[Stored records]
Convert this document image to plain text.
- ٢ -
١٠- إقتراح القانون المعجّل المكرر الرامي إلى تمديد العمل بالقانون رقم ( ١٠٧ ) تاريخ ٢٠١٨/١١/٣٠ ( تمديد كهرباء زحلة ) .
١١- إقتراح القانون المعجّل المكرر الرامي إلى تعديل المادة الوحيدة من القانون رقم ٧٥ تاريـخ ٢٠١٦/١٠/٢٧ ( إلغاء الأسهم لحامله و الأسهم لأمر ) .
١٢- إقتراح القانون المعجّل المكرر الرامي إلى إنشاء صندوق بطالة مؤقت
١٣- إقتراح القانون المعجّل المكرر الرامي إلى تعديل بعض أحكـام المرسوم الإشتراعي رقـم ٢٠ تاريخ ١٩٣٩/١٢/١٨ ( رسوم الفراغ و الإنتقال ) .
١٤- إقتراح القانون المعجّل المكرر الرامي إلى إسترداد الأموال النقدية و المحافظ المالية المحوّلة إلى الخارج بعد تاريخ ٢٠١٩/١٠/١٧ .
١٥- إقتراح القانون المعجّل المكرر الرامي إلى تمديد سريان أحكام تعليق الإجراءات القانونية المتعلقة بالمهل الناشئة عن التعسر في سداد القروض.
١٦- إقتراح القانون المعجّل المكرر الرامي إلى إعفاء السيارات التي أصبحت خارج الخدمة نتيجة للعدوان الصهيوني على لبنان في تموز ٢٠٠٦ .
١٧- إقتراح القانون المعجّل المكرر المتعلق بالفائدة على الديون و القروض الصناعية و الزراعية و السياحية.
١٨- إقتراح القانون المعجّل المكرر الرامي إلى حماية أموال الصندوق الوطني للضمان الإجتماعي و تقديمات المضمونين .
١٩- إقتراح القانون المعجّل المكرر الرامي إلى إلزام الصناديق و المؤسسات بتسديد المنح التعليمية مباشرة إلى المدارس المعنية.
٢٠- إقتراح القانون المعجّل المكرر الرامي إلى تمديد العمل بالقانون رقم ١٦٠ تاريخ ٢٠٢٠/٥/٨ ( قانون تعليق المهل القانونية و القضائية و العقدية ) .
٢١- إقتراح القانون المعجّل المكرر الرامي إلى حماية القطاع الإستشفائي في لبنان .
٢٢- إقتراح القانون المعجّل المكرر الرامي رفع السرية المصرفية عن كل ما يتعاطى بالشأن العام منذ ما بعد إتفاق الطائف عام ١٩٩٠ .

> **Goal**
A line counts if it holds the word "لبنان". Work out how many lines in the listing count, and give only that number.

> **Answer to this task**
2